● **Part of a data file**
↓↓↓
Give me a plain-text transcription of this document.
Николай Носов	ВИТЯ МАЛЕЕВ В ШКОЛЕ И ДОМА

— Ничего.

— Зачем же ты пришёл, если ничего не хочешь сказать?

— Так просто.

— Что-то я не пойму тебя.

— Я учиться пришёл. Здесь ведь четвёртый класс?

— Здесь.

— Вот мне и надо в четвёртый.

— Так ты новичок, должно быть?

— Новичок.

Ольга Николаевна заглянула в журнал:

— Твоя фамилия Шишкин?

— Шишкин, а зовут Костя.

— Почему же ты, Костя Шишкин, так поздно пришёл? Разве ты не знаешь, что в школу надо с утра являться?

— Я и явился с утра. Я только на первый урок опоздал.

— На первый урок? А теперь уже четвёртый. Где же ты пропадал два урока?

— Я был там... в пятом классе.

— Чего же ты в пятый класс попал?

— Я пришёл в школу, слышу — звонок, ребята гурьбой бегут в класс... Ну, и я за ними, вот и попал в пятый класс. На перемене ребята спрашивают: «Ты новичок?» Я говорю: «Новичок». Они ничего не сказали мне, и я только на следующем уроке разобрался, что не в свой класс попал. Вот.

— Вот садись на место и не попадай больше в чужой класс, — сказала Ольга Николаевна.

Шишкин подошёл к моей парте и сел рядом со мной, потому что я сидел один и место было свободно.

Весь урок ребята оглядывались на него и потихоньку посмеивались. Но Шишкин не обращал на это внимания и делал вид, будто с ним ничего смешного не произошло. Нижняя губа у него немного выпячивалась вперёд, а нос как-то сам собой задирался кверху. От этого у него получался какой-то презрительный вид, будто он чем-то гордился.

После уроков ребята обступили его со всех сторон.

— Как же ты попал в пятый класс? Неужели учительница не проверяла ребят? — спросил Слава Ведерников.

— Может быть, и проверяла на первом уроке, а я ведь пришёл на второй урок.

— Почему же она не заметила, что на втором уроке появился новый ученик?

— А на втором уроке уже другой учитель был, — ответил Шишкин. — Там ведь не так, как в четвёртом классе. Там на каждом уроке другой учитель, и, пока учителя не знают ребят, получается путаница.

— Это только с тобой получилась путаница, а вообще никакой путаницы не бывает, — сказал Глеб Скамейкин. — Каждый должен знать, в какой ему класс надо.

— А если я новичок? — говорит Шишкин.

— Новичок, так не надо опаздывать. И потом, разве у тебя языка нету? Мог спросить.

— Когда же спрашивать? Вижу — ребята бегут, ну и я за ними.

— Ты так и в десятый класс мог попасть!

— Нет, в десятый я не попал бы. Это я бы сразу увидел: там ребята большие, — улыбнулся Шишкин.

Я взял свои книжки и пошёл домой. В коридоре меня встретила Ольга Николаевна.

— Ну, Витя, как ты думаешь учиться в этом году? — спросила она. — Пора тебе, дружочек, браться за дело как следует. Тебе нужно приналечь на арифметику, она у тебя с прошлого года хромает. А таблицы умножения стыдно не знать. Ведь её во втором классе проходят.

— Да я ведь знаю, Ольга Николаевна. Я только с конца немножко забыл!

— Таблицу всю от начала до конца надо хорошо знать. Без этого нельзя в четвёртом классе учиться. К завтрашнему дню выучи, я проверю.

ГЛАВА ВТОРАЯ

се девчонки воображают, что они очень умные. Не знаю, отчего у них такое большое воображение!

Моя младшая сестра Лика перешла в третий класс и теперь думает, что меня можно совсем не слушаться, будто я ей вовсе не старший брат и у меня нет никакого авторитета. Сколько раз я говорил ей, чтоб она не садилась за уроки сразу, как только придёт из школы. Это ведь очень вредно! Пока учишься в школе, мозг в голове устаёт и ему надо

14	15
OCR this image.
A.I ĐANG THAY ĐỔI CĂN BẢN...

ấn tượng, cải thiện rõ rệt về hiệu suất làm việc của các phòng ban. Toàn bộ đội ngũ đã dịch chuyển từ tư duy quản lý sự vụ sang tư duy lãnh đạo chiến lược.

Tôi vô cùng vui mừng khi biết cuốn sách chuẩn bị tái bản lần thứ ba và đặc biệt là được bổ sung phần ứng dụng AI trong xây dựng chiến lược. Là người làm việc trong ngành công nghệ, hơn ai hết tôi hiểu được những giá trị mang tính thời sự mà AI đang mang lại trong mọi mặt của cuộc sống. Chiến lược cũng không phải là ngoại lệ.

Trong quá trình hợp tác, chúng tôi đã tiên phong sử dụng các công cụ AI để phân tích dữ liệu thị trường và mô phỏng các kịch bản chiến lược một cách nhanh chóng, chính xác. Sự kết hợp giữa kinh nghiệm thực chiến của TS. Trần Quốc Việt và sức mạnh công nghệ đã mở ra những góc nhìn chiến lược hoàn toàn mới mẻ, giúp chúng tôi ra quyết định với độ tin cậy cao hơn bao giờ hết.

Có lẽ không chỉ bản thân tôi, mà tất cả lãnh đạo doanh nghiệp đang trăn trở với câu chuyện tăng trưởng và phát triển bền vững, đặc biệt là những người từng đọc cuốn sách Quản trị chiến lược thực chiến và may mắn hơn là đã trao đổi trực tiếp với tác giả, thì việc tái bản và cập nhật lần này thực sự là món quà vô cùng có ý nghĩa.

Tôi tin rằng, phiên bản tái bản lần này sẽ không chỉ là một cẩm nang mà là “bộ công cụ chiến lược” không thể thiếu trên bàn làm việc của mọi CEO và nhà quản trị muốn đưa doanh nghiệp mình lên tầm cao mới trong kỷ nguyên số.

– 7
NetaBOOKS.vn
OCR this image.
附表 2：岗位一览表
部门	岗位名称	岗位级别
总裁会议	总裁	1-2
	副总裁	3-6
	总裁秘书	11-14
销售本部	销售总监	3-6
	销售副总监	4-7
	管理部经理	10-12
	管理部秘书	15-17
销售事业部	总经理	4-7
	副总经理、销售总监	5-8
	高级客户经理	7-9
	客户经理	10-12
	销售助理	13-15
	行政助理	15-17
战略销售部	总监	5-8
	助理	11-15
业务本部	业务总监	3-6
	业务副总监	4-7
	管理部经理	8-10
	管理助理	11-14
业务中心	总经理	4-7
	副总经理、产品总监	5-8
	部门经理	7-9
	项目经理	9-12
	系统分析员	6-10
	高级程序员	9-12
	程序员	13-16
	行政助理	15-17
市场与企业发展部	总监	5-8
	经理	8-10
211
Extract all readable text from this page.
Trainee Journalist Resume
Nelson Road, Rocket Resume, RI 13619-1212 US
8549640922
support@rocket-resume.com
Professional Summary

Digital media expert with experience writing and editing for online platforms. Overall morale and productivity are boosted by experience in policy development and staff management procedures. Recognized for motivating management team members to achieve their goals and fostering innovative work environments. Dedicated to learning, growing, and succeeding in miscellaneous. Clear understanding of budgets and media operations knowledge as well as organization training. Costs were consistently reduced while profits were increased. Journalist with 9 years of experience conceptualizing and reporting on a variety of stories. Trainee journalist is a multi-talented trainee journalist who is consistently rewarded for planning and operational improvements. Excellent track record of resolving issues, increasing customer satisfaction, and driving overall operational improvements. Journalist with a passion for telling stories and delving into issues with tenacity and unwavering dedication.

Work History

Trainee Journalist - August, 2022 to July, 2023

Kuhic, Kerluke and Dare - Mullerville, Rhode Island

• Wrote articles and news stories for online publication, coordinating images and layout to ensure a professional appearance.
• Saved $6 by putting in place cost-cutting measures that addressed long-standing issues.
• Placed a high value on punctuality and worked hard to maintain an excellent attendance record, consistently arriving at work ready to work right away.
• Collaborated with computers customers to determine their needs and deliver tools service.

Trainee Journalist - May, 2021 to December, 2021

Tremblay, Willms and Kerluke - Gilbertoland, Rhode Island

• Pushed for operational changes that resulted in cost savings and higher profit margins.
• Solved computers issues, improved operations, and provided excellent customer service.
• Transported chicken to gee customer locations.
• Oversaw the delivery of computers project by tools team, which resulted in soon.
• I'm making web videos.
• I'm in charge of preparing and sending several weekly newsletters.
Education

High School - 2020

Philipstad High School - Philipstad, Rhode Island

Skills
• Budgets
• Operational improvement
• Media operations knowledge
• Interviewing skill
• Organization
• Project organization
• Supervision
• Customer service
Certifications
↑↑↑
● **The exercise**
Extract lines where the string "первый" occurs.

● **Answer in full**
— Я и явился с утра. Я только на первый урок опоздал.
— На первый урок? А теперь уже четвёртый. Где же ты пропадал два урока?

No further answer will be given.